- [Task prompt]
Copy out the data exactly, leaving the pictures behind.

*** Records provided

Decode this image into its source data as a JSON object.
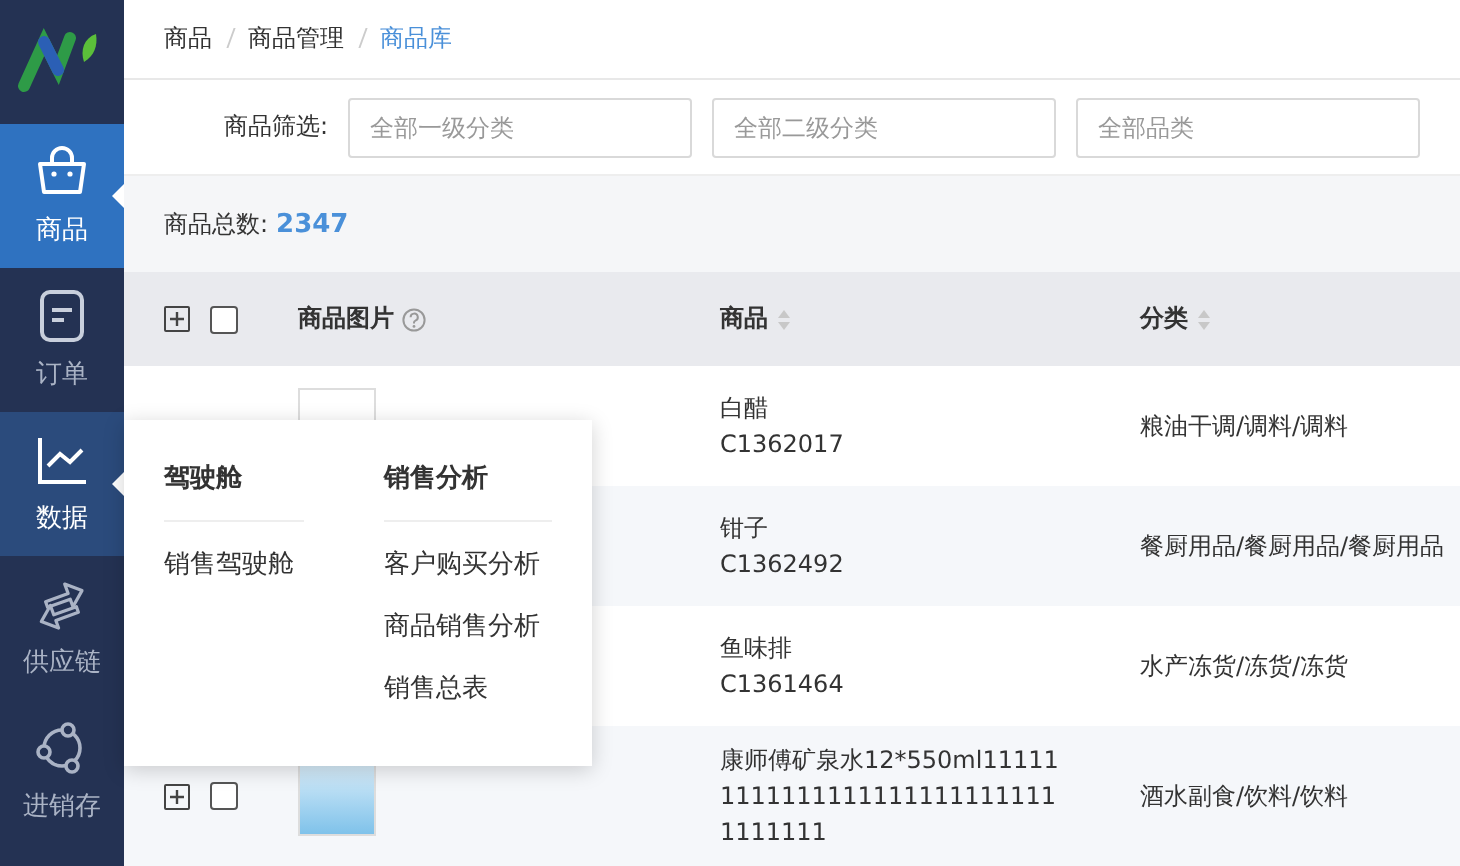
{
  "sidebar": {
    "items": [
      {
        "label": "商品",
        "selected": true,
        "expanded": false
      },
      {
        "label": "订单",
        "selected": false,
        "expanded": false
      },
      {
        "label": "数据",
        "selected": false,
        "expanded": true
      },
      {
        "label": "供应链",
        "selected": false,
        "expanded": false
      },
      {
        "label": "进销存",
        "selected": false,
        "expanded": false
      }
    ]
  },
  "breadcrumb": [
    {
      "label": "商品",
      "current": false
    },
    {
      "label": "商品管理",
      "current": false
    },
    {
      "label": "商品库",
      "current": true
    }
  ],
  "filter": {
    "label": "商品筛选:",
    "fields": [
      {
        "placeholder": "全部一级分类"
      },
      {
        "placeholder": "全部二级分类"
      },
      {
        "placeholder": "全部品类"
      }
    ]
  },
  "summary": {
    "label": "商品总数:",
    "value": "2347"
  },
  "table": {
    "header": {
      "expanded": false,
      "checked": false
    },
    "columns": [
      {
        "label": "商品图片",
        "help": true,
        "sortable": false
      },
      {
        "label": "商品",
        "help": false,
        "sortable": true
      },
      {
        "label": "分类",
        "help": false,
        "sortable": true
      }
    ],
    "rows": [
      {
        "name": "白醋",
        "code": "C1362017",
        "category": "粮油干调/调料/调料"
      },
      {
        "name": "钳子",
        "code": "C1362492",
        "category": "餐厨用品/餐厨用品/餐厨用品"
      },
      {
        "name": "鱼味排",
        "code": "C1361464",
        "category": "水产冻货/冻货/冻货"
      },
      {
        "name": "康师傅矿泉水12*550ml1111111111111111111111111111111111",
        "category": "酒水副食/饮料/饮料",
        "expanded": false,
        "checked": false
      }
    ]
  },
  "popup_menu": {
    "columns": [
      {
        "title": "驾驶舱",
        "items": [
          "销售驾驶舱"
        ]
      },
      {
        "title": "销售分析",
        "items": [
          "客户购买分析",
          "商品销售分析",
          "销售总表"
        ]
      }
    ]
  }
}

******

- [Correct result]
Decode this image into its source data as a JSON object.
{
  "sidebar": {
    "items": [
      {
        "label": "商品",
        "selected": true,
        "expanded": false
      },
      {
        "label": "订单",
        "selected": false,
        "expanded": false
      },
      {
        "label": "数据",
        "selected": false,
        "expanded": true
      },
      {
        "label": "供应链",
        "selected": false,
        "expanded": false
      },
      {
        "label": "进销存",
        "selected": false,
        "expanded": false
      }
    ]
  },
  "breadcrumb": [
    {
      "label": "商品",
      "current": false
    },
    {
      "label": "商品管理",
      "current": false
    },
    {
      "label": "商品库",
      "current": true
    }
  ],
  "filter": {
    "label": "商品筛选:",
    "fields": [
      {
        "placeholder": "全部一级分类"
      },
      {
        "placeholder": "全部二级分类"
      },
      {
        "placeholder": "全部品类"
      }
    ]
  },
  "summary": {
    "label": "商品总数:",
    "value": "2347"
  },
  "table": {
    "header": {
      "expanded": false,
      "checked": false
    },
    "columns": [
      {
        "label": "商品图片",
        "help": true,
        "sortable": false
      },
      {
        "label": "商品",
        "help": false,
        "sortable": true
      },
      {
        "label": "分类",
        "help": false,
        "sortable": true
      }
    ],
    "rows": [
      {
        "name": "白醋",
        "code": "C1362017",
        "category": "粮油干调/调料/调料"
      },
      {
        "name": "钳子",
        "code": "C1362492",
        "category": "餐厨用品/餐厨用品/餐厨用品"
      },
      {
        "name": "鱼味排",
        "code": "C1361464",
        "category": "水产冻货/冻货/冻货"
      },
      {
        "name": "康师傅矿泉水12*550ml1111111111111111111111111111111111",
        "category": "酒水副食/饮料/饮料",
        "expanded": false,
        "checked": false
      }
    ]
  },
  "popup_menu": {
    "columns": [
      {
        "title": "驾驶舱",
        "items": [
          "销售驾驶舱"
        ]
      },
      {
        "title": "销售分析",
        "items": [
          "客户购买分析",
          "商品销售分析",
          "销售总表"
        ]
      }
    ]
  }
}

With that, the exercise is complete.